**** RECORDS FOR THE TASK ****

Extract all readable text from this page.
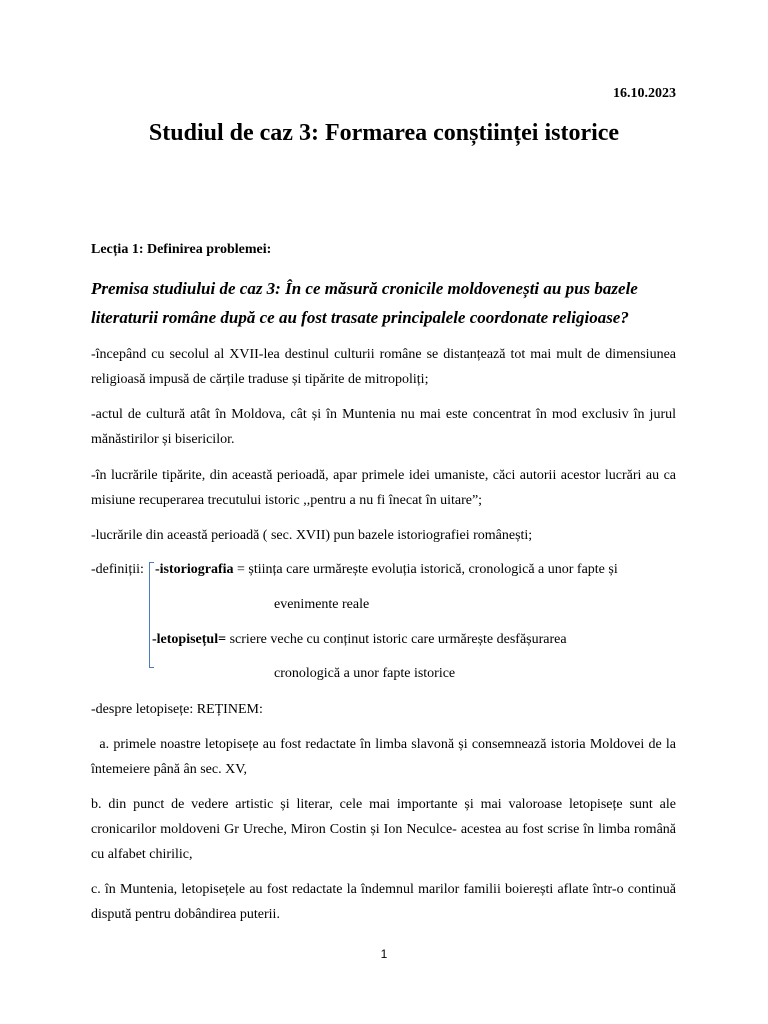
16.10.2023
Studiul de caz 3: Formarea conștiinței istorice
Lecția 1: Definirea problemei:
Premisa studiului de caz 3: În ce măsură cronicile moldovenești au pus bazele literaturii române după ce au fost trasate principalele coordonate religioase?
-începând cu secolul al XVII-lea destinul culturii române se distanțează tot mai mult de dimensiunea religioasă impusă de cărțile traduse și tipărite de mitropoliți;
-actul de cultură atât în Moldova, cât și în Muntenia nu mai este concentrat în mod exclusiv în jurul mănăstirilor și bisericilor.
-în lucrările tipărite, din această perioadă, apar primele idei umaniste, căci autorii acestor lucrări au ca misiune recuperarea trecutului istoric ,,pentru a nu fi înecat în uitare”;
-lucrările din această perioadă ( sec. XVII) pun bazele istoriografiei românești;
-definiții: -istoriografia = știința care urmărește evoluția istorică, cronologică a unor fapte și
evenimente reale
-letopisețul= scriere veche cu conținut istoric care urmărește desfășurarea
cronologică a unor fapte istorice
-despre letopisețe: REȚINEM:
a. primele noastre letopisețe au fost redactate în limba slavonă și consemnează istoria Moldovei de la întemeiere până ân sec. XV,
b. din punct de vedere artistic și literar, cele mai importante și mai valoroase letopisețe sunt ale cronicarilor moldoveni Gr Ureche, Miron Costin și Ion Neculce- acestea au fost scrise în limba română cu alfabet chirilic,
c. în Muntenia, letopisețele au fost redactate la îndemnul marilor familii boierești aflate într-o continuă dispută pentru dobândirea puterii.
1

****

REQUIREMENT:
Print each of the records above exactly as written, leaving no picture in the copy.

WRITTEN SOLUTION:
Extract all readable text from this page.
16.10.2023
Studiul de caz 3: Formarea conștiinței istorice
Lecția 1: Definirea problemei:
Premisa studiului de caz 3: În ce măsură cronicile moldovenești au pus bazele literaturii române după ce au fost trasate principalele coordonate religioase?
-începând cu secolul al XVII-lea destinul culturii române se distanțează tot mai mult de dimensiunea religioasă impusă de cărțile traduse și tipărite de mitropoliți;
-actul de cultură atât în Moldova, cât și în Muntenia nu mai este concentrat în mod exclusiv în jurul mănăstirilor și bisericilor.
-în lucrările tipărite, din această perioadă, apar primele idei umaniste, căci autorii acestor lucrări au ca misiune recuperarea trecutului istoric ,,pentru a nu fi înecat în uitare”;
-lucrările din această perioadă ( sec. XVII) pun bazele istoriografiei românești;
-definiții: -istoriografia = știința care urmărește evoluția istorică, cronologică a unor fapte și
evenimente reale
-letopisețul= scriere veche cu conținut istoric care urmărește desfășurarea
cronologică a unor fapte istorice
-despre letopisețe: REȚINEM:
a. primele noastre letopisețe au fost redactate în limba slavonă și consemnează istoria Moldovei de la întemeiere până ân sec. XV,
b. din punct de vedere artistic și literar, cele mai importante și mai valoroase letopisețe sunt ale cronicarilor moldoveni Gr Ureche, Miron Costin și Ion Neculce- acestea au fost scrise în limba română cu alfabet chirilic,
c. în Muntenia, letopisețele au fost redactate la îndemnul marilor familii boierești aflate într-o continuă dispută pentru dobândirea puterii.
1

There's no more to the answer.